▶ [What is being asked] Where an image appears, leave it out; otherwise repeat the data exactly.
(Provided records begins)
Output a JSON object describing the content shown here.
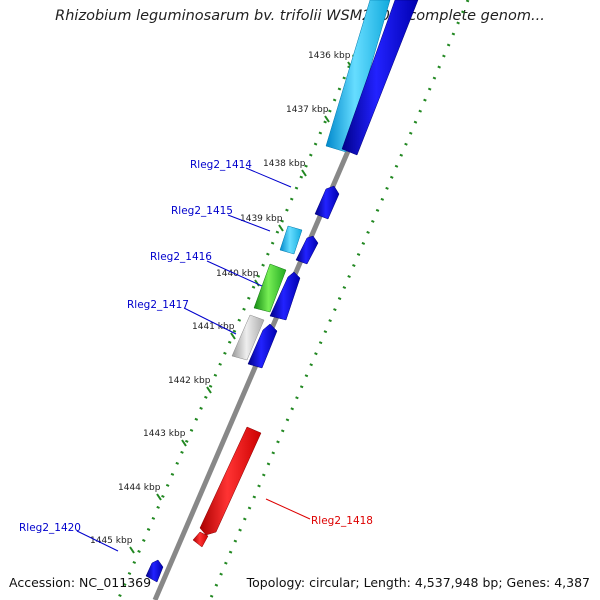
{
  "title": "Rhizobium leguminosarum bv. trifolii WSM2304, complete genom...",
  "footer": {
    "accession": "Accession: NC_011369",
    "summary": "Topology: circular; Length: 4,537,948 bp; Genes: 4,387"
  },
  "ticks": [
    {
      "label": "1436 kbp"
    },
    {
      "label": "1437 kbp"
    },
    {
      "label": "1438 kbp"
    },
    {
      "label": "1439 kbp"
    },
    {
      "label": "1440 kbp"
    },
    {
      "label": "1441 kbp"
    },
    {
      "label": "1442 kbp"
    },
    {
      "label": "1443 kbp"
    },
    {
      "label": "1444 kbp"
    },
    {
      "label": "1445 kbp"
    }
  ],
  "gene_labels": [
    {
      "text": "Rleg2_1414",
      "color": "#0000cc"
    },
    {
      "text": "Rleg2_1415",
      "color": "#0000cc"
    },
    {
      "text": "Rleg2_1416",
      "color": "#0000cc"
    },
    {
      "text": "Rleg2_1417",
      "color": "#0000cc"
    },
    {
      "text": "Rleg2_1418",
      "color": "#dd0000"
    },
    {
      "text": "Rleg2_1420",
      "color": "#0000cc"
    }
  ],
  "colors": {
    "backbone": "#888888",
    "forward_cds": "#0000ee",
    "light_cds": "#22bbee",
    "green_cds": "#33bb33",
    "gray_cds": "#bbbbbb",
    "reverse_cds": "#ee0000",
    "dots": "#228822"
  }
}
(Provided records ends)
▶ [Output of the exercise]
Output a JSON object describing the content shown here.
{
  "title": "Rhizobium leguminosarum bv. trifolii WSM2304, complete genom...",
  "footer": {
    "accession": "Accession: NC_011369",
    "summary": "Topology: circular; Length: 4,537,948 bp; Genes: 4,387"
  },
  "ticks": [
    {
      "label": "1436 kbp"
    },
    {
      "label": "1437 kbp"
    },
    {
      "label": "1438 kbp"
    },
    {
      "label": "1439 kbp"
    },
    {
      "label": "1440 kbp"
    },
    {
      "label": "1441 kbp"
    },
    {
      "label": "1442 kbp"
    },
    {
      "label": "1443 kbp"
    },
    {
      "label": "1444 kbp"
    },
    {
      "label": "1445 kbp"
    }
  ],
  "gene_labels": [
    {
      "text": "Rleg2_1414",
      "color": "#0000cc"
    },
    {
      "text": "Rleg2_1415",
      "color": "#0000cc"
    },
    {
      "text": "Rleg2_1416",
      "color": "#0000cc"
    },
    {
      "text": "Rleg2_1417",
      "color": "#0000cc"
    },
    {
      "text": "Rleg2_1418",
      "color": "#dd0000"
    },
    {
      "text": "Rleg2_1420",
      "color": "#0000cc"
    }
  ],
  "colors": {
    "backbone": "#888888",
    "forward_cds": "#0000ee",
    "light_cds": "#22bbee",
    "green_cds": "#33bb33",
    "gray_cds": "#bbbbbb",
    "reverse_cds": "#ee0000",
    "dots": "#228822"
  }
}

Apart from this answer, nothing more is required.